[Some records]

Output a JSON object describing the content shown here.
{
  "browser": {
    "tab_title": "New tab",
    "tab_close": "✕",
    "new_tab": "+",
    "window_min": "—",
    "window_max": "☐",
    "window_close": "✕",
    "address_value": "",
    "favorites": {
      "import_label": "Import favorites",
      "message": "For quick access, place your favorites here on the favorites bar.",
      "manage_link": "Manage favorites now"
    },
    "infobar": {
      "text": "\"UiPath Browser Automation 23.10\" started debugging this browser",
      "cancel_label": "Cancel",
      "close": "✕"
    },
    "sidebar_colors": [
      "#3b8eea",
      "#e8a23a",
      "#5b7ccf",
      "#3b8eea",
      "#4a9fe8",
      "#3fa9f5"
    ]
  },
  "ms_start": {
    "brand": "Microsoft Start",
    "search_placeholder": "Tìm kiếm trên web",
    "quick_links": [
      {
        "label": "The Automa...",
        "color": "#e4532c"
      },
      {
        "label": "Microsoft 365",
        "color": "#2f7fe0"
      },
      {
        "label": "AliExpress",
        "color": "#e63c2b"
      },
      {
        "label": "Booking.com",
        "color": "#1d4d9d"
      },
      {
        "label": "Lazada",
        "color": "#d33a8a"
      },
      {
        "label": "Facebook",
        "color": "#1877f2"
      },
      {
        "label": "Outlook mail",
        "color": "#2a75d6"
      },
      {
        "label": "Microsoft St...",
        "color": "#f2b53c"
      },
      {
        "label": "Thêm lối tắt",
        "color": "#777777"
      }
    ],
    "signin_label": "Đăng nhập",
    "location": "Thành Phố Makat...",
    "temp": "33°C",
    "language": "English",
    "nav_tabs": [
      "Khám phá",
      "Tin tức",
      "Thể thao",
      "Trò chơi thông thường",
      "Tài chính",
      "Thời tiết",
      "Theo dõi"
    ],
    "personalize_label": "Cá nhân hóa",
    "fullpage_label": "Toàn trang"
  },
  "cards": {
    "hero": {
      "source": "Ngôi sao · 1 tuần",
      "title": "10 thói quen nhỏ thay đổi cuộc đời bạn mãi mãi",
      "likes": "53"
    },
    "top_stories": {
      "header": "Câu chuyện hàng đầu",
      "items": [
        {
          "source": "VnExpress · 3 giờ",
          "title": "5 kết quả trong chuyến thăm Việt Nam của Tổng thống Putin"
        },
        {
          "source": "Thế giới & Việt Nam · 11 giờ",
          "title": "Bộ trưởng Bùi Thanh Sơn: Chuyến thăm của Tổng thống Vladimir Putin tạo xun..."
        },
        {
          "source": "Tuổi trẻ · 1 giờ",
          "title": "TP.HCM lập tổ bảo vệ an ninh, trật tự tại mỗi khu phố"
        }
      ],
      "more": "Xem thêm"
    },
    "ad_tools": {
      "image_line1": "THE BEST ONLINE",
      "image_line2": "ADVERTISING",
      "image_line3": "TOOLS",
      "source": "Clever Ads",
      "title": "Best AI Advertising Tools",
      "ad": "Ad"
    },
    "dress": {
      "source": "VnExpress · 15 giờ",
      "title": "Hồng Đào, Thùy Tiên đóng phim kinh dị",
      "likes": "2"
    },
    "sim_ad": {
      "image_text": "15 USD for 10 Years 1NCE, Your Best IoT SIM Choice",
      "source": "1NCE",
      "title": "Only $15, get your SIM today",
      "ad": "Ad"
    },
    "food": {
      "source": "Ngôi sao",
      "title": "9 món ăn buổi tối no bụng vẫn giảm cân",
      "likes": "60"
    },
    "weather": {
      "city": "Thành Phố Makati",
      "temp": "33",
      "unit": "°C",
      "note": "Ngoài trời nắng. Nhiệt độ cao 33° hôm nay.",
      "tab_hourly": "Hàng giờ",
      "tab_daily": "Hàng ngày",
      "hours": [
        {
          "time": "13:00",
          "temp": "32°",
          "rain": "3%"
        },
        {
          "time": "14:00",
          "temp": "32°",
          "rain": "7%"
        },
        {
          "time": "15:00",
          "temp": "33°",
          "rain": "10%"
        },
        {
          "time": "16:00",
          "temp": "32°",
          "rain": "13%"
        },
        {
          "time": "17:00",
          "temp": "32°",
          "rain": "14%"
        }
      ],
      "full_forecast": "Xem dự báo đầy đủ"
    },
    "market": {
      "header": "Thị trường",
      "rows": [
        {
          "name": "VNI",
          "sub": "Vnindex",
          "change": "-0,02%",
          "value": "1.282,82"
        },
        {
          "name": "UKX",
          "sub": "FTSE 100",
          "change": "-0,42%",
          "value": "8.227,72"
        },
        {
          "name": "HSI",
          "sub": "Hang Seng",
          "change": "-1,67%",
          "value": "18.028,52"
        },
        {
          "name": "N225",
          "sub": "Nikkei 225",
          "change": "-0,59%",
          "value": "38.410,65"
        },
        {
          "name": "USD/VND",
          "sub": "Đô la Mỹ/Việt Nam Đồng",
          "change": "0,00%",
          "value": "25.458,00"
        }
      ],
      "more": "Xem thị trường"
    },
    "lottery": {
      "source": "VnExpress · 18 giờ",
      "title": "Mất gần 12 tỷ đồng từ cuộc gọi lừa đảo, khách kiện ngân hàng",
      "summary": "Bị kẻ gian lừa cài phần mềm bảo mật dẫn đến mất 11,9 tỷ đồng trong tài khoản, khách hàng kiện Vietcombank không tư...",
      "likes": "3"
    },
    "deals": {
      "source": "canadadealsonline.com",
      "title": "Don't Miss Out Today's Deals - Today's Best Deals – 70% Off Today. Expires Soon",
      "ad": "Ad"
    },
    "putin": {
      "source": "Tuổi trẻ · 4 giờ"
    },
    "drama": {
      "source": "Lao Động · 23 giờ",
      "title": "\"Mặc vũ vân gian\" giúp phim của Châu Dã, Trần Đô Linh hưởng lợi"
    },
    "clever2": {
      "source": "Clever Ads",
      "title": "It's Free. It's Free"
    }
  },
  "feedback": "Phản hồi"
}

- **STATED EXERCISE**:
All of the records must be repeated exactly.

- **WORKED ANSWER**:
Output a JSON object describing the content shown here.
{
  "browser": {
    "tab_title": "New tab",
    "tab_close": "✕",
    "new_tab": "+",
    "window_min": "—",
    "window_max": "☐",
    "window_close": "✕",
    "address_value": "",
    "favorites": {
      "import_label": "Import favorites",
      "message": "For quick access, place your favorites here on the favorites bar.",
      "manage_link": "Manage favorites now"
    },
    "infobar": {
      "text": "\"UiPath Browser Automation 23.10\" started debugging this browser",
      "cancel_label": "Cancel",
      "close": "✕"
    },
    "sidebar_colors": [
      "#3b8eea",
      "#e8a23a",
      "#5b7ccf",
      "#3b8eea",
      "#4a9fe8",
      "#3fa9f5"
    ]
  },
  "ms_start": {
    "brand": "Microsoft Start",
    "search_placeholder": "Tìm kiếm trên web",
    "quick_links": [
      {
        "label": "The Automa...",
        "color": "#e4532c"
      },
      {
        "label": "Microsoft 365",
        "color": "#2f7fe0"
      },
      {
        "label": "AliExpress",
        "color": "#e63c2b"
      },
      {
        "label": "Booking.com",
        "color": "#1d4d9d"
      },
      {
        "label": "Lazada",
        "color": "#d33a8a"
      },
      {
        "label": "Facebook",
        "color": "#1877f2"
      },
      {
        "label": "Outlook mail",
        "color": "#2a75d6"
      },
      {
        "label": "Microsoft St...",
        "color": "#f2b53c"
      },
      {
        "label": "Thêm lối tắt",
        "color": "#777777"
      }
    ],
    "signin_label": "Đăng nhập",
    "location": "Thành Phố Makat...",
    "temp": "33°C",
    "language": "English",
    "nav_tabs": [
      "Khám phá",
      "Tin tức",
      "Thể thao",
      "Trò chơi thông thường",
      "Tài chính",
      "Thời tiết",
      "Theo dõi"
    ],
    "personalize_label": "Cá nhân hóa",
    "fullpage_label": "Toàn trang"
  },
  "cards": {
    "hero": {
      "source": "Ngôi sao · 1 tuần",
      "title": "10 thói quen nhỏ thay đổi cuộc đời bạn mãi mãi",
      "likes": "53"
    },
    "top_stories": {
      "header": "Câu chuyện hàng đầu",
      "items": [
        {
          "source": "VnExpress · 3 giờ",
          "title": "5 kết quả trong chuyến thăm Việt Nam của Tổng thống Putin"
        },
        {
          "source": "Thế giới & Việt Nam · 11 giờ",
          "title": "Bộ trưởng Bùi Thanh Sơn: Chuyến thăm của Tổng thống Vladimir Putin tạo xun..."
        },
        {
          "source": "Tuổi trẻ · 1 giờ",
          "title": "TP.HCM lập tổ bảo vệ an ninh, trật tự tại mỗi khu phố"
        }
      ],
      "more": "Xem thêm"
    },
    "ad_tools": {
      "image_line1": "THE BEST ONLINE",
      "image_line2": "ADVERTISING",
      "image_line3": "TOOLS",
      "source": "Clever Ads",
      "title": "Best AI Advertising Tools",
      "ad": "Ad"
    },
    "dress": {
      "source": "VnExpress · 15 giờ",
      "title": "Hồng Đào, Thùy Tiên đóng phim kinh dị",
      "likes": "2"
    },
    "sim_ad": {
      "image_text": "15 USD for 10 Years 1NCE, Your Best IoT SIM Choice",
      "source": "1NCE",
      "title": "Only $15, get your SIM today",
      "ad": "Ad"
    },
    "food": {
      "source": "Ngôi sao",
      "title": "9 món ăn buổi tối no bụng vẫn giảm cân",
      "likes": "60"
    },
    "weather": {
      "city": "Thành Phố Makati",
      "temp": "33",
      "unit": "°C",
      "note": "Ngoài trời nắng. Nhiệt độ cao 33° hôm nay.",
      "tab_hourly": "Hàng giờ",
      "tab_daily": "Hàng ngày",
      "hours": [
        {
          "time": "13:00",
          "temp": "32°",
          "rain": "3%"
        },
        {
          "time": "14:00",
          "temp": "32°",
          "rain": "7%"
        },
        {
          "time": "15:00",
          "temp": "33°",
          "rain": "10%"
        },
        {
          "time": "16:00",
          "temp": "32°",
          "rain": "13%"
        },
        {
          "time": "17:00",
          "temp": "32°",
          "rain": "14%"
        }
      ],
      "full_forecast": "Xem dự báo đầy đủ"
    },
    "market": {
      "header": "Thị trường",
      "rows": [
        {
          "name": "VNI",
          "sub": "Vnindex",
          "change": "-0,02%",
          "value": "1.282,82"
        },
        {
          "name": "UKX",
          "sub": "FTSE 100",
          "change": "-0,42%",
          "value": "8.227,72"
        },
        {
          "name": "HSI",
          "sub": "Hang Seng",
          "change": "-1,67%",
          "value": "18.028,52"
        },
        {
          "name": "N225",
          "sub": "Nikkei 225",
          "change": "-0,59%",
          "value": "38.410,65"
        },
        {
          "name": "USD/VND",
          "sub": "Đô la Mỹ/Việt Nam Đồng",
          "change": "0,00%",
          "value": "25.458,00"
        }
      ],
      "more": "Xem thị trường"
    },
    "lottery": {
      "source": "VnExpress · 18 giờ",
      "title": "Mất gần 12 tỷ đồng từ cuộc gọi lừa đảo, khách kiện ngân hàng",
      "summary": "Bị kẻ gian lừa cài phần mềm bảo mật dẫn đến mất 11,9 tỷ đồng trong tài khoản, khách hàng kiện Vietcombank không tư...",
      "likes": "3"
    },
    "deals": {
      "source": "canadadealsonline.com",
      "title": "Don't Miss Out Today's Deals - Today's Best Deals – 70% Off Today. Expires Soon",
      "ad": "Ad"
    },
    "putin": {
      "source": "Tuổi trẻ · 4 giờ"
    },
    "drama": {
      "source": "Lao Động · 23 giờ",
      "title": "\"Mặc vũ vân gian\" giúp phim của Châu Dã, Trần Đô Linh hưởng lợi"
    },
    "clever2": {
      "source": "Clever Ads",
      "title": "It's Free. It's Free"
    }
  },
  "feedback": "Phản hồi"
}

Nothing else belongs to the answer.